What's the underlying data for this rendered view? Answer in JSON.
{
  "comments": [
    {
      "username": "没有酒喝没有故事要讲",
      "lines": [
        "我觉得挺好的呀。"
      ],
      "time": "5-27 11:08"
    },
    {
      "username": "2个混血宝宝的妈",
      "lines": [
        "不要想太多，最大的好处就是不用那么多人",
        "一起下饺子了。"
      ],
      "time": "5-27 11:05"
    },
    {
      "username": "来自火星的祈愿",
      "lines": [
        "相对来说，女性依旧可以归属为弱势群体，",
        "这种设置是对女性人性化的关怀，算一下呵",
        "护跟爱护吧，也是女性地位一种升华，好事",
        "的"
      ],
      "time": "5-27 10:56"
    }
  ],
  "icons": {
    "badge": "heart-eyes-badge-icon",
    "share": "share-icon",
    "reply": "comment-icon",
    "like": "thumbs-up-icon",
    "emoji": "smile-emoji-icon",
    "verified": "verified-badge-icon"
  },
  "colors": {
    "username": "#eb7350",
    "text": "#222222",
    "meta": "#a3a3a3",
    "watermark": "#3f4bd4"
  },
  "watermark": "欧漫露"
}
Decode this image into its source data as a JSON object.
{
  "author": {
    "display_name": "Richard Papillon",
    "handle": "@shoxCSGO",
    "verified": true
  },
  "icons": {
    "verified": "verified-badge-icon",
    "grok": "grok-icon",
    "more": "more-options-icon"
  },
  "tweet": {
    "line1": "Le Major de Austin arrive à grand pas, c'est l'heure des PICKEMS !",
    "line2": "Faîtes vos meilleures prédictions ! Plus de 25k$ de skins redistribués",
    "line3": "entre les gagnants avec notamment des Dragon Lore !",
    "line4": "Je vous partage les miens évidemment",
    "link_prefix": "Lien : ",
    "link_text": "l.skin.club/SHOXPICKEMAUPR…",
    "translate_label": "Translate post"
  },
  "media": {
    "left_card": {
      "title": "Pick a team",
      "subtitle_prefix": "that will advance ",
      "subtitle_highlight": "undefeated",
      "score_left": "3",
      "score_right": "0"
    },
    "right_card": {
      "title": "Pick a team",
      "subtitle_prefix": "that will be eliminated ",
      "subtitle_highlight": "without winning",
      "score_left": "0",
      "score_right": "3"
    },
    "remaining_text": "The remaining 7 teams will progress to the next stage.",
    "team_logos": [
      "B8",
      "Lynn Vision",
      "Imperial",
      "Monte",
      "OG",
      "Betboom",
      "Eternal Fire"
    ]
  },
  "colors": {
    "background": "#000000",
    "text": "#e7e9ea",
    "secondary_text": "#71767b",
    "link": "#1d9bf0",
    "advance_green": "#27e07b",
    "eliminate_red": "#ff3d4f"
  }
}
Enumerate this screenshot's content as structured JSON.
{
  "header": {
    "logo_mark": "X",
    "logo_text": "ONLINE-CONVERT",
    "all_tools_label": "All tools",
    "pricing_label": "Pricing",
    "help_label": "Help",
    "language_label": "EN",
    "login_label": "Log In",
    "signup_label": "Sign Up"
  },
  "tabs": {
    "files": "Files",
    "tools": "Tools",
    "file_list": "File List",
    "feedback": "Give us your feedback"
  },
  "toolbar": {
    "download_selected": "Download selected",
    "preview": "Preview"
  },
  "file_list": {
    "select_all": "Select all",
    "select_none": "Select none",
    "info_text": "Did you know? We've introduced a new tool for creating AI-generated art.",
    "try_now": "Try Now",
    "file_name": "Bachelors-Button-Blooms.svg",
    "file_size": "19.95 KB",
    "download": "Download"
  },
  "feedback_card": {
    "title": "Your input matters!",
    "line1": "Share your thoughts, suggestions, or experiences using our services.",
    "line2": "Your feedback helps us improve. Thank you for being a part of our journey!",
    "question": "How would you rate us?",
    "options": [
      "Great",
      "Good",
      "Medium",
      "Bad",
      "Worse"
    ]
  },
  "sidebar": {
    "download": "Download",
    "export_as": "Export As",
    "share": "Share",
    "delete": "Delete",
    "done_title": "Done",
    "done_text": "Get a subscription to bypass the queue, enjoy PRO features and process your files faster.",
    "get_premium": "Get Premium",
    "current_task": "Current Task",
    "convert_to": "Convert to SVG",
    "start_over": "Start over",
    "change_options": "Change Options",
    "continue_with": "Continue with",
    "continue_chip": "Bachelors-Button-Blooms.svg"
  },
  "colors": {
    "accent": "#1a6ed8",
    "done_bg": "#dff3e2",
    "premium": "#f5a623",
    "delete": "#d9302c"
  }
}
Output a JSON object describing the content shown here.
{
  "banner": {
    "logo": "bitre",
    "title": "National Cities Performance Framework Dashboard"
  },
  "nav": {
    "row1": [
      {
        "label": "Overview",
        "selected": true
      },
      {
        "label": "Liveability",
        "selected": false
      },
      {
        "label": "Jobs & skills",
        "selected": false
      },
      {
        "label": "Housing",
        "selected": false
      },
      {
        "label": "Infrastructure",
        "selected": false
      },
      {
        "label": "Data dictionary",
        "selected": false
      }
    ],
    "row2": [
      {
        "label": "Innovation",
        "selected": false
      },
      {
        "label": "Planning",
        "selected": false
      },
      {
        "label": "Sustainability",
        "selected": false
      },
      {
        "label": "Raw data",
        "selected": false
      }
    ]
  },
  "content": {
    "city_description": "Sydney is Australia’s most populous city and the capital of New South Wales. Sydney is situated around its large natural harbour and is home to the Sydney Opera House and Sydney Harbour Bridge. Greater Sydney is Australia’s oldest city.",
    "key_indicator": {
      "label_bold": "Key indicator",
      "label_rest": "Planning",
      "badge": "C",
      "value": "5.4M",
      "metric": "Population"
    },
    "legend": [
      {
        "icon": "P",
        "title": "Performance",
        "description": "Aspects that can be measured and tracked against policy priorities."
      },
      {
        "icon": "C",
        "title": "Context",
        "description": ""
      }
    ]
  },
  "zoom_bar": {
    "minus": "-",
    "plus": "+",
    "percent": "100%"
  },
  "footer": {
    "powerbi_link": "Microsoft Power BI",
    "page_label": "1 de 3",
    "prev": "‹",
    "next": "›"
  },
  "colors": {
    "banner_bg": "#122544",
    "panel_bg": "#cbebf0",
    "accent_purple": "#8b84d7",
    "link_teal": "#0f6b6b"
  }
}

## To be done:
Write down only the number of lines that contain the string "Download" in the listing.

## Full answer:
3